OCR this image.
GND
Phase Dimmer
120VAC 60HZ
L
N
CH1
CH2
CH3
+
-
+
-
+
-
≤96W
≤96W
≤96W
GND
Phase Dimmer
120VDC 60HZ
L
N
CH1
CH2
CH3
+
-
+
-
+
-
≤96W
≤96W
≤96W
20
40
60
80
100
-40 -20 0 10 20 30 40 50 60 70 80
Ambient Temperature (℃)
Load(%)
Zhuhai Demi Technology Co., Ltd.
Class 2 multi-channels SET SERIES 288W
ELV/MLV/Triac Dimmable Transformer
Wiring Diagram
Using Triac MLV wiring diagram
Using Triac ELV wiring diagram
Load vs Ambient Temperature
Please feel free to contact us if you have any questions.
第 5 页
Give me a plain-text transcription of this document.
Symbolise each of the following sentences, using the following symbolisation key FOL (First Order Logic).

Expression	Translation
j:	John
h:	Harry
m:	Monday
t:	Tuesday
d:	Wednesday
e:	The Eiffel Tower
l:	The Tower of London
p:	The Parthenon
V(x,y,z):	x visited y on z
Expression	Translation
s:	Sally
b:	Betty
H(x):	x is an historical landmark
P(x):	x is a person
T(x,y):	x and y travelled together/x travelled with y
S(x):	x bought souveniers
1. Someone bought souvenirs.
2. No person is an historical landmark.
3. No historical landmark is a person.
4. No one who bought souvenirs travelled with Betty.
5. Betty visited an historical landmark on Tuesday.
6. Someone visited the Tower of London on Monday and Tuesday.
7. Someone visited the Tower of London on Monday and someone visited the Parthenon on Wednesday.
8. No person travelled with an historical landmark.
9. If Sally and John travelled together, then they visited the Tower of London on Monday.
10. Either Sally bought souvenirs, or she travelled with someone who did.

Short exercise — Pull every line containing the word "London" out of the entries above.

The solution —
l:	The Tower of London
6. Someone visited the Tower of London on Monday and Tuesday.
7. Someone visited the Tower of London on Monday and someone visited the Parthenon on Wednesday.
9. If Sally and John travelled together, then they visited the Tower of London on Monday.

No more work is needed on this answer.